- **Page**
☆ ☆ ☆ ☆ ☆

UNITED STATES

SECURITIES AND EXCHANGE COMMISSION

Washington, D.C. 20549

 

FORM 8-K/A

 

CURRENT REPORT

Pursuant to Section 13 OR 15(d) off The Securities Exchange Act of 1934

 

Date of Report (Date of earliest January 2, 2019

 

Commission File Number: 000-55986

 

MCIG, INC.

(Exact name of registrant as specified in charter)

 

Nevada

27-4439285

(State or other jurisdiction of incorporation)

(IRS Employer Identification No.)

 

4720 Salisbury Road Jacksonville, FL

32256

  (Address of principal executive offices)   

    (Zip Code)

 

Registrant’s telephone number

 

 

570-778-6459

 

Check the appropriate box below if the Form 8-K filing is intended to simultaneously satisfy the filing obligation of the registrant under any of the following provisions:

 

Written communications pursuant to Rule 425 under the Securities Act (17 CFR 230.425)

 

Soliciting material pursuant to Rule 14a-12 under the Exchange Act (17 CFR 240.14a -12)

 

Pre-commencement communications pursuant to Rule 14d-2(b) under the Exchange Act (17 CFR 240.14d -2(b))

 

Pre-commencement communications pursuant to Rule 13e-4(c) under the Exchange Act (17 CFR 240.13e -4(c))

 

Explanatory note

 

We are filing this Amendment #1 on Form 8-K, originally filed with the Securities and Exchange Commission on January 2, 2019 (the “Original Form 8-K”) to amend the text of Item 2.01.

 


As used in this report, the terms “Company,” “our company,” “us,” “mCig,”, “we” and “our” refer to mCig, Inc. unless the context requires otherwise

 

ITEM 2.01. Completion of Acquisition or Disposition of Assets

 

A Registration Statement on Form S-1 relating to the Spin-off was filed by OBITX with the Securities and Exchange Commission and was declared effective on December 10, 2018.  Upon effectiveness of the Registration Statement, OBITX became a company reporting to the SEC under the Securities Exchange Act of 1934.

 

MCIG is effecting the spin-off pursuant to the terms of the MCIG Board of Directors’ resolution and related organic actions. MCIG currently owns all of OBITX’s issued and outstanding Series A Preferred stock (100,000 shares) and 510,000 common shares issued and outstanding, giving MCIG majority control of OBITX. After distributing 402,811 shares of OBITX common stock to MCIG shareholders on a one for one thousand pro rata basis with MCIG retaining all remaining shares of common stock.

 

In addition, OBITX registered 2,500,000 shares of its common stock belonging to two shareholders and 3,000,000 warrants to purchase its common stock at $1.00 per share to six management personnel and shareholders with greater than 10% ownership of OBITX.

☆ ☆ ☆ ☆ ☆

Item position lines
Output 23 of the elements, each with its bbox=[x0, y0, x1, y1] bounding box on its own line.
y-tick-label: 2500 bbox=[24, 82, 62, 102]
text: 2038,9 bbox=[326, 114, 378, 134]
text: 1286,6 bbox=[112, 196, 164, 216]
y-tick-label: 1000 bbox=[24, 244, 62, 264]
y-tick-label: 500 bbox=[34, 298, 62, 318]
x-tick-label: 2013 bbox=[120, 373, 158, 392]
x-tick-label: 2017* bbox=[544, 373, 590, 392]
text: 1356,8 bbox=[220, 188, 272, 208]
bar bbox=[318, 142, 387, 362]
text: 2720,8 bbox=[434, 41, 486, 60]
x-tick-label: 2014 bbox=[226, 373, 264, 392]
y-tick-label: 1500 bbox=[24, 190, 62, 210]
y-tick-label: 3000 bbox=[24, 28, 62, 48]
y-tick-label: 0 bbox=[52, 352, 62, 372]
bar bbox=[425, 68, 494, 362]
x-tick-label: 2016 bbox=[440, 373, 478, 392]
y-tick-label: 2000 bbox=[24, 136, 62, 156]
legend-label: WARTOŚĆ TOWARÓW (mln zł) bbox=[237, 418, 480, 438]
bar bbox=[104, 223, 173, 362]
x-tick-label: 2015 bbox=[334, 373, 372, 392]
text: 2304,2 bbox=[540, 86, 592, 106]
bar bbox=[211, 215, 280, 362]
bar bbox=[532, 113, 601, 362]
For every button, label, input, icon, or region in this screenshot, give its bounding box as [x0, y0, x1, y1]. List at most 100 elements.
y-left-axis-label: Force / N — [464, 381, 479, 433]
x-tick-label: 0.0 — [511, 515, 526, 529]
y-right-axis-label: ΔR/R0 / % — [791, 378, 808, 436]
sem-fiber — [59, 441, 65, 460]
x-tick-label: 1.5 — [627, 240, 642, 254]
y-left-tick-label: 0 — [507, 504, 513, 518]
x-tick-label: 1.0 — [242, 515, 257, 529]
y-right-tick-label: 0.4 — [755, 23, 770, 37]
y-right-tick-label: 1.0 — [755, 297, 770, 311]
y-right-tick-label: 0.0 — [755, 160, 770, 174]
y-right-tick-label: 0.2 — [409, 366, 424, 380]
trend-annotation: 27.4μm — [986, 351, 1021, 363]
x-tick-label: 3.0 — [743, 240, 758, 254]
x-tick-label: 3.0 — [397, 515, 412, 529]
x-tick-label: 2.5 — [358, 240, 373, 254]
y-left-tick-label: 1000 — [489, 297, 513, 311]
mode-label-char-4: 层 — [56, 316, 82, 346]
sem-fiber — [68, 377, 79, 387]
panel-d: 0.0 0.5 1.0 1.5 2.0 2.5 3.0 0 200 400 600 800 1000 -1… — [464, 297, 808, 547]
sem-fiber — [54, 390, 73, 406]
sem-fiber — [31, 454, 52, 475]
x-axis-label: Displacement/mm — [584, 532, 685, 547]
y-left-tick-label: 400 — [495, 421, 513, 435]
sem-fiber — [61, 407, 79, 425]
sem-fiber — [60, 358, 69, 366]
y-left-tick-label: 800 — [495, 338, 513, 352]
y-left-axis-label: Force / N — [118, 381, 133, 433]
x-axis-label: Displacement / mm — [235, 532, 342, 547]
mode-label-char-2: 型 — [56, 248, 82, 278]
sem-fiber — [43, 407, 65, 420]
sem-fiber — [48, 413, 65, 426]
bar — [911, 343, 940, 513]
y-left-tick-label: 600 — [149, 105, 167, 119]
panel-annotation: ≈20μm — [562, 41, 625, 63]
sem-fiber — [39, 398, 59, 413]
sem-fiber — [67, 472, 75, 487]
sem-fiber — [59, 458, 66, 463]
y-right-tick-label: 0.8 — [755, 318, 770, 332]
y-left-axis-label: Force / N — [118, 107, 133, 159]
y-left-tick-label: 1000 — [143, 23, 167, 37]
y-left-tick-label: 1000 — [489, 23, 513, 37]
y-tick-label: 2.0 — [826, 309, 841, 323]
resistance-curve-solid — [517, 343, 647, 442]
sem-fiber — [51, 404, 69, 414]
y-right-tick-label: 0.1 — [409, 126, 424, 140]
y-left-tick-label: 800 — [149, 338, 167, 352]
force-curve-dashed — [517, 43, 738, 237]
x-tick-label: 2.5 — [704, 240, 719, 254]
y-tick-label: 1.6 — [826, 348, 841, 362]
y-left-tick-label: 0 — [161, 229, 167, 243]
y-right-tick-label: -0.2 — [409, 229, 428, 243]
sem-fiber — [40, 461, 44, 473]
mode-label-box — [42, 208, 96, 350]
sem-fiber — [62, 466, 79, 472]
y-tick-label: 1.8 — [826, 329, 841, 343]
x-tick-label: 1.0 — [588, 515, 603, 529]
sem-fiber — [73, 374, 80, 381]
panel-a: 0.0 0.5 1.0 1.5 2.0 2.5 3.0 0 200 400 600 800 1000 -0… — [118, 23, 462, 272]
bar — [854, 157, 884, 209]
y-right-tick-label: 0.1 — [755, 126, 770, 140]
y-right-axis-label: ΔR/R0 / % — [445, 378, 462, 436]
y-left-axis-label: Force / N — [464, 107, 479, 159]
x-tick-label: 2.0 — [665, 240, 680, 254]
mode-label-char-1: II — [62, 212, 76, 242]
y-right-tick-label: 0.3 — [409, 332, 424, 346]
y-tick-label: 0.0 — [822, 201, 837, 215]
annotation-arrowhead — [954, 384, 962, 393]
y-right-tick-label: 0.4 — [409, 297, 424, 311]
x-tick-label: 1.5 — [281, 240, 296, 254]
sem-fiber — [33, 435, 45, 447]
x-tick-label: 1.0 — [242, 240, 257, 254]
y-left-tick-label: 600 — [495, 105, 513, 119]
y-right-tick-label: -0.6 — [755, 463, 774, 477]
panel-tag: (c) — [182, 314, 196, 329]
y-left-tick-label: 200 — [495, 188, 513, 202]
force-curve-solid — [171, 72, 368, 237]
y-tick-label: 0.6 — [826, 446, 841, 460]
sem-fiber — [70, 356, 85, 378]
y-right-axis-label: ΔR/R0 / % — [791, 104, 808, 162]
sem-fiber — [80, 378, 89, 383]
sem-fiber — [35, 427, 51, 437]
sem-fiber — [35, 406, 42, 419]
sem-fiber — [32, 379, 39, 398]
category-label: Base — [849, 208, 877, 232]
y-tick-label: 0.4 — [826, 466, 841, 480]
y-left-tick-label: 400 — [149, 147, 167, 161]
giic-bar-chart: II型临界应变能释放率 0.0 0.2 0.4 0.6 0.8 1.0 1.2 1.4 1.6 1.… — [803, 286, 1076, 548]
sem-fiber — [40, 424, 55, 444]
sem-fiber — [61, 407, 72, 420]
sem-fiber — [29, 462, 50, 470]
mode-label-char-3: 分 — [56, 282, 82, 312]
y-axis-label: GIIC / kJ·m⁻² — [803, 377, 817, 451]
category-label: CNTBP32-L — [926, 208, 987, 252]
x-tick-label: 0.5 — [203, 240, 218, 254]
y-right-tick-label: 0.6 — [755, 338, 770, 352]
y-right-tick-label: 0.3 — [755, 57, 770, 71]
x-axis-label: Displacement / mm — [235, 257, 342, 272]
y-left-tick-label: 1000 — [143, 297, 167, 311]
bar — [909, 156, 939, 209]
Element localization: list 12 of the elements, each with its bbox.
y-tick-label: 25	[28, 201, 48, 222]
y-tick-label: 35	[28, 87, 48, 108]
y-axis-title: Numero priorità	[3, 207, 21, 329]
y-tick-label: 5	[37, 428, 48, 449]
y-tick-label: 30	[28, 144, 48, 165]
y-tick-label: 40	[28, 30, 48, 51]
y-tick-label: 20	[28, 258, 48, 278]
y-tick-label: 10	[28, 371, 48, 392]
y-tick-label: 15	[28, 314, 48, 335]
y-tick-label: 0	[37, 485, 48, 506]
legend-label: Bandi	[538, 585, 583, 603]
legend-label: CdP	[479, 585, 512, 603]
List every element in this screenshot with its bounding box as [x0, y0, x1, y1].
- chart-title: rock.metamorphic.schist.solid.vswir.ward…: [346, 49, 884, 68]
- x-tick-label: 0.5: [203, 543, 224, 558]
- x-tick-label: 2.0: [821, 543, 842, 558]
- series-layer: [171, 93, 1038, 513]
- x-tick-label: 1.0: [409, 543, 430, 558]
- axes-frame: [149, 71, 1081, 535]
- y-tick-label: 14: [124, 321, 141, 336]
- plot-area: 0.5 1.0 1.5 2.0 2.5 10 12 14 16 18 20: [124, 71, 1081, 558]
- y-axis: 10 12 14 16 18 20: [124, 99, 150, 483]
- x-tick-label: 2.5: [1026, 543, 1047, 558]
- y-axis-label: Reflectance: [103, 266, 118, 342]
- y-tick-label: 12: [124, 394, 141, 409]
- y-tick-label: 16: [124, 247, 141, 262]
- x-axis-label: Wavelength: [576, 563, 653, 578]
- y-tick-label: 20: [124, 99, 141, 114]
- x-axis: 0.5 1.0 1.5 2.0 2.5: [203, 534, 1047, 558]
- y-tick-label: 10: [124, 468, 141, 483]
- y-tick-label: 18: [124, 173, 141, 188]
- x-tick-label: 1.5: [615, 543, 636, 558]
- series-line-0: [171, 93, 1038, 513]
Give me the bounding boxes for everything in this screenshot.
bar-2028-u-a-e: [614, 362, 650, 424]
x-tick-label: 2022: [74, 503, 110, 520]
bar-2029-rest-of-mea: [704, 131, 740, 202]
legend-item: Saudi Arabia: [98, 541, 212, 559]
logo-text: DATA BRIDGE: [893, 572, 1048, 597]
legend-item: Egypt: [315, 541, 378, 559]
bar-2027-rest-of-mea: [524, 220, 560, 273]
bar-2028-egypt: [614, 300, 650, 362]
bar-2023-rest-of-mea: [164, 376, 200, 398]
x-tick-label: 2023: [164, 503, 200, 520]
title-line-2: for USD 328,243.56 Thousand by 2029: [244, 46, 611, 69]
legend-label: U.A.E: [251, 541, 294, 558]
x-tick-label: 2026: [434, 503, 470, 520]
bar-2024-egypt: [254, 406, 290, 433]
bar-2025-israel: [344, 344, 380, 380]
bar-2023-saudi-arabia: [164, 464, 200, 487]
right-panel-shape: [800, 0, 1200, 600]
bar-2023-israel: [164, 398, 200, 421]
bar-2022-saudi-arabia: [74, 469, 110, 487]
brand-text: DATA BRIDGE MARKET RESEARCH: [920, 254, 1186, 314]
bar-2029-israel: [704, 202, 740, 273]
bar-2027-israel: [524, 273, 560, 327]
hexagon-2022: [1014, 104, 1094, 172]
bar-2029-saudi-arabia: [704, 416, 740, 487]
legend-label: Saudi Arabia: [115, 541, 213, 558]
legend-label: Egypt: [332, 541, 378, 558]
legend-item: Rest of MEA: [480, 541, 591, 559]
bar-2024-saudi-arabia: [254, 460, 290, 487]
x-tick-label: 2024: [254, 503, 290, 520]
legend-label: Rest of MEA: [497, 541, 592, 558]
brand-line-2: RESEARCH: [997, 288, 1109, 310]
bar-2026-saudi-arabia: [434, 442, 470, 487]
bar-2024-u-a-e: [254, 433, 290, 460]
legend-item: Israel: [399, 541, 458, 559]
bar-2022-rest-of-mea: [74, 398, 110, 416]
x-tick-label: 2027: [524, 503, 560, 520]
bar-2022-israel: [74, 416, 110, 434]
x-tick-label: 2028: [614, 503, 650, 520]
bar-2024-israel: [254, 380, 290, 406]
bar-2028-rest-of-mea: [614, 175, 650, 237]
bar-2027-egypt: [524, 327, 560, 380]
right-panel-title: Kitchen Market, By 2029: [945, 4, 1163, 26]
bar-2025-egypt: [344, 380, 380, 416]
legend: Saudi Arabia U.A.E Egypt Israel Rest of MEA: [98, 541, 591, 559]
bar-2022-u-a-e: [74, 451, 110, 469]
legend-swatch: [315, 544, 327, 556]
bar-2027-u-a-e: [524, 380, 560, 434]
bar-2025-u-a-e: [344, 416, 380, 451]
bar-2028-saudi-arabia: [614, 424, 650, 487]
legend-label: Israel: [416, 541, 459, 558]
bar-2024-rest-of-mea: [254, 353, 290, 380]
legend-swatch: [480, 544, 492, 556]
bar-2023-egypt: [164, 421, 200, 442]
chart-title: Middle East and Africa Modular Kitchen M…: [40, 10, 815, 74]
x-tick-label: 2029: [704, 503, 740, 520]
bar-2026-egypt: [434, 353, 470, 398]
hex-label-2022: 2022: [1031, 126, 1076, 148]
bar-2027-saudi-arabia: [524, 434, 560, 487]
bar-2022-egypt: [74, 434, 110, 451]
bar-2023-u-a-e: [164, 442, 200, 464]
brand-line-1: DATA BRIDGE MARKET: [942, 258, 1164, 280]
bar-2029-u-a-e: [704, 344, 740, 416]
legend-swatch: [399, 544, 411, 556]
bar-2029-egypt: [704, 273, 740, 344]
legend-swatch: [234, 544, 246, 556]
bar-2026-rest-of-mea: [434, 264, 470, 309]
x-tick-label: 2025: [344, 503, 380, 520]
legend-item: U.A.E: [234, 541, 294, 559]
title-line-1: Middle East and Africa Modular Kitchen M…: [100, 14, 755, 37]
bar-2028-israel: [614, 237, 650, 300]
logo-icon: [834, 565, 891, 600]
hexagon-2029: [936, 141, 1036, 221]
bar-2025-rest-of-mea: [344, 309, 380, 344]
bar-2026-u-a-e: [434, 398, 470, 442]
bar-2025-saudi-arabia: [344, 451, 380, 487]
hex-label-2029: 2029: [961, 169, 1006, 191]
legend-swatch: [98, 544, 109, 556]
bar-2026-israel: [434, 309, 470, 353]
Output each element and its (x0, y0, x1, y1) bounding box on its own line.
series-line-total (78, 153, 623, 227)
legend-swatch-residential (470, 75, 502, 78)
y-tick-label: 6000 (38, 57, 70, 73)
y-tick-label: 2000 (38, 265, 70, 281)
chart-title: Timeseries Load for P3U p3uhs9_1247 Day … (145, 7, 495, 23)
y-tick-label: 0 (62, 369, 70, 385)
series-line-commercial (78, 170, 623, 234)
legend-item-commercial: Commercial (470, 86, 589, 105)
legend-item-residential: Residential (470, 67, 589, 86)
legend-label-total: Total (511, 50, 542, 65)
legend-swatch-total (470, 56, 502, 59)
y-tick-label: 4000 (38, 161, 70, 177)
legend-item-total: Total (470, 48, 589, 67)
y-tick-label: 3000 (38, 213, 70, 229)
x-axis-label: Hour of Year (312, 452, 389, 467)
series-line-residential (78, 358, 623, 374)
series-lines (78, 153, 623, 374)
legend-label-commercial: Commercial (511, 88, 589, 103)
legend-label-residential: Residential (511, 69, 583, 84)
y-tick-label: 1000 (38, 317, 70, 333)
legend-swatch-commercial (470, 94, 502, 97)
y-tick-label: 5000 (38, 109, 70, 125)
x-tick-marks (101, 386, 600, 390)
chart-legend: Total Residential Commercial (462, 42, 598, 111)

☆ ☆ ☆ ☆ ☆

- **What you need to do**
Extend the mCig Form 8-K/A filing about the OBITX spin-off, picking up right after its final sentence on the registered shares and warrants.

- **Task answer**
 

MCIG will utilize the shareholder ownership at close of business on December 11, 2018, to complete the Spin-off of OBITX, Inc. through the distribution of the outstanding shares of common stock (approximately) 402,811 shares of common stock) of OBITX to holders of the Company’s outstanding common stock.  OBITX’s business consists of those activities that previously comprised the media and technology division of the Company’s business.  Following the registered spin-off, and subsequent authorization to quote its stock on the OTC Bulletin Board or one of its premium marketplaces, OBITX will be a publicly-traded company. MCIG is currently a publicly traded company whose stock is quoted on the OTCQB.

 

The distribution of the OBITX common stock occurred by way of a pro rata dividend to the Company’s stockholders.  Each of the Company’s stockholders received one share of OBITX common stock for every 1,000 shares of Company common stock held at 5:00 p.m., New York City time, on the record date, December 11, 2018, no cash in lieu of any fractional shares of OBITX common stock will be paid.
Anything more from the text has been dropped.